■ Saved entries:
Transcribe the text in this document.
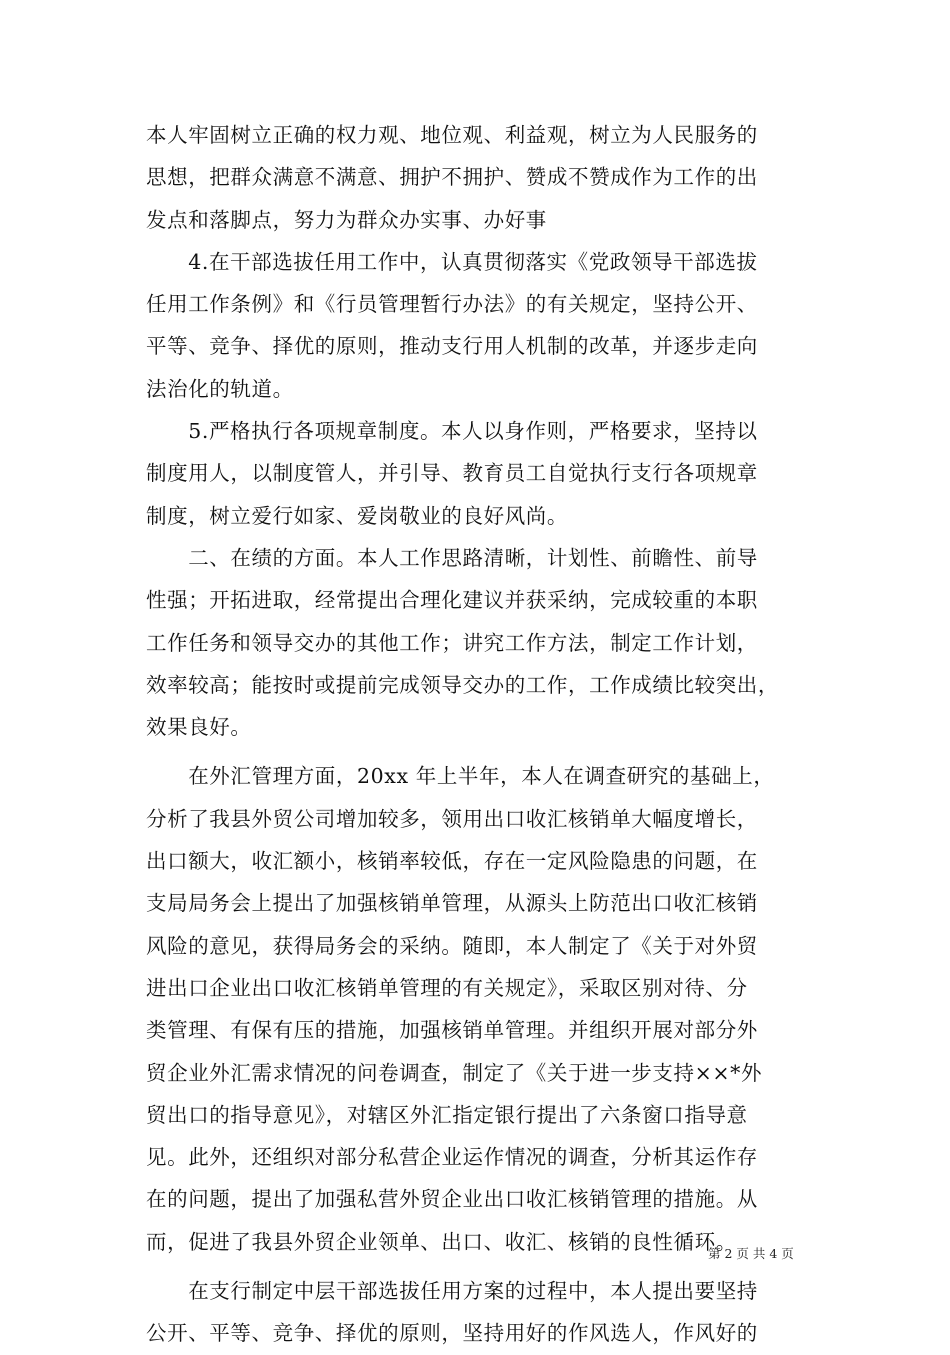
本人牢固树立正确的权力观、地位观、利益观，树立为人民服务的
思想，把群众满意不满意、拥护不拥护、赞成不赞成作为工作的出
发点和落脚点，努力为群众办实事、办好事
　　4.在干部选拔任用工作中，认真贯彻落实《党政领导干部选拔
任用工作条例》和《行员管理暂行办法》的有关规定，坚持公开、
平等、竞争、择优的原则，推动支行用人机制的改革，并逐步走向
法治化的轨道。
　　5.严格执行各项规章制度。本人以身作则，严格要求，坚持以
制度用人，以制度管人，并引导、教育员工自觉执行支行各项规章
制度，树立爱行如家、爱岗敬业的良好风尚。
　　二、在绩的方面。本人工作思路清晰，计划性、前瞻性、前导
性强；开拓进取，经常提出合理化建议并获采纳，完成较重的本职
工作任务和领导交办的其他工作；讲究工作方法，制定工作计划，
效率较高；能按时或提前完成领导交办的工作，工作成绩比较突出，
效果良好。
　　在外汇管理方面，20xx 年上半年，本人在调查研究的基础上，
分析了我县外贸公司增加较多，领用出口收汇核销单大幅度增长，
出口额大，收汇额小，核销率较低，存在一定风险隐患的问题，在
支局局务会上提出了加强核销单管理，从源头上防范出口收汇核销
风险的意见，获得局务会的采纳。随即，本人制定了《关于对外贸
进出口企业出口收汇核销单管理的有关规定》，采取区别对待、分
类管理、有保有压的措施，加强核销单管理。并组织开展对部分外
贸企业外汇需求情况的问卷调查，制定了《关于进一步支持××*外
贸出口的指导意见》，对辖区外汇指定银行提出了六条窗口指导意
见。此外，还组织对部分私营企业运作情况的调查，分析其运作存
在的问题，提出了加强私营外贸企业出口收汇核销管理的措施。从
而，促进了我县外贸企业领单、出口、收汇、核销的良性循环。
　　在支行制定中层干部选拔任用方案的过程中，本人提出要坚持
公开、平等、竞争、择优的原则，坚持用好的作风选人，作风好的
第 2 页 共 4 页
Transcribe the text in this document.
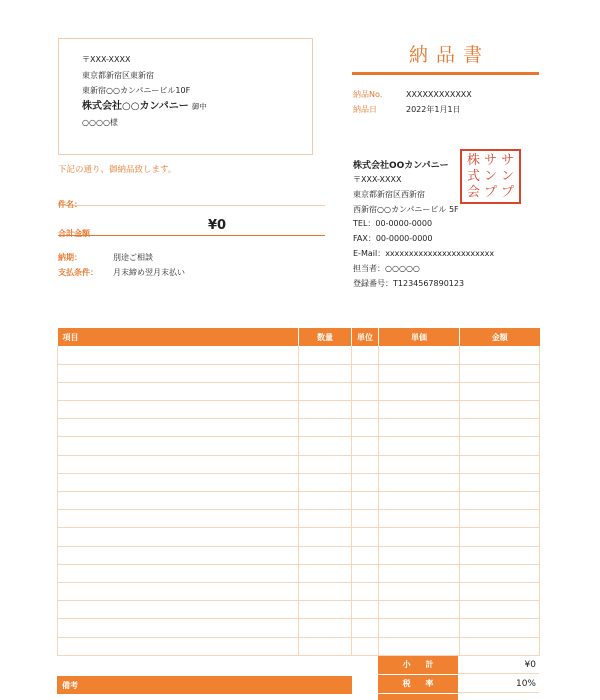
〒XXX-XXXX
東京都新宿区東新宿
東新宿○○カンパニービル10F
株式会社○○カンパニー 御中
○○○○様
納品書
納品No.	XXXXXXXXXXXX
納品日	2022年1月1日
下記の通り、御納品致します。
件名：
合計金額
¥0
納期：	別途ご相談
支払条件： 月末締め翌月末払い
株式会社OOカンパニー
〒XXX-XXXX
東京都新宿区西新宿
西新宿○○カンパニービル 5F
TEL：00-0000-0000
FAX：00-0000-0000
E-Mail：xxxxxxxxxxxxxxxxxxxxxxx
担当者：○○○○○
登録番号：T1234567890123
株 サ サ
式 ン ン
会 プ プ
項目	数量	単位	単価	金額

備考
小 計	¥0
税 率	10%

■ WORK TO BE COMPLETED:
Of all the lines in the listing above, how many include "择优的原则"? Write only the number.

■ WRITTEN ANSWER:
2